* [Given exercise]: Pick out every line with the word "Qubit" and copy it.

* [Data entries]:
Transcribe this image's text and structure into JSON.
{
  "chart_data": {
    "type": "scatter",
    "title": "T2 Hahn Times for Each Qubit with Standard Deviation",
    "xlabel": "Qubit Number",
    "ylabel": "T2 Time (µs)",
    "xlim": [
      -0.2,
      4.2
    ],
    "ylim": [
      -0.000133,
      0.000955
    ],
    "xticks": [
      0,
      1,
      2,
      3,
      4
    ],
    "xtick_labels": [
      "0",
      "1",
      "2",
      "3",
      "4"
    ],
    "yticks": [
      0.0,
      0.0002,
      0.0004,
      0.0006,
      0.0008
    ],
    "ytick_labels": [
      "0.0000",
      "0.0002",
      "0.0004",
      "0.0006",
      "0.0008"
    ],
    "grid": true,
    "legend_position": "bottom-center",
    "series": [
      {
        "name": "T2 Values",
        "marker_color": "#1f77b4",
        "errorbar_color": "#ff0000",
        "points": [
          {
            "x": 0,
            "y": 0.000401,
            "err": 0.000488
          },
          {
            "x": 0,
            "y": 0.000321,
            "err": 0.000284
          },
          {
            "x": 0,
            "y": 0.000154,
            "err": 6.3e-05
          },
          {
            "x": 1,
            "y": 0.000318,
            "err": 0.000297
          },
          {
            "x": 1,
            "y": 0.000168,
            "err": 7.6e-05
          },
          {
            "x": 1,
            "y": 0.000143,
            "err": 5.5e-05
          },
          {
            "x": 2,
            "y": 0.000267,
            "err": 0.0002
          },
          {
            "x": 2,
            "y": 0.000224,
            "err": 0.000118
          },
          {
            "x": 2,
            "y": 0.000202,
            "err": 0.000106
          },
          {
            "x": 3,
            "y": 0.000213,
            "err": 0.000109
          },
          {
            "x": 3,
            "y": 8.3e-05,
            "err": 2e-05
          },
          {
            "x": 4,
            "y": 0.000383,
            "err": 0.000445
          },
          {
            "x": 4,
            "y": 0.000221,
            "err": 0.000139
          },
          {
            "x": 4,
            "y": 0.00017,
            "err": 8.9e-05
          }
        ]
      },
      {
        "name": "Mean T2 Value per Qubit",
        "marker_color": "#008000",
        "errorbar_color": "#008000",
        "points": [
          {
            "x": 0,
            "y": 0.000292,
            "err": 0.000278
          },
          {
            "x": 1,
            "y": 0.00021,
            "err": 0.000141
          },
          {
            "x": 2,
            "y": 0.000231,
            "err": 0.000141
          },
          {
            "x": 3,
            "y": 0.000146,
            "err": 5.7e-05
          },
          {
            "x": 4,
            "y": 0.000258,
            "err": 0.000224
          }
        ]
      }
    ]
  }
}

* [Correct output]:
    "title": "T2 Hahn Times for Each Qubit with Standard Deviation",
    "xlabel": "Qubit Number",
        "name": "Mean T2 Value per Qubit",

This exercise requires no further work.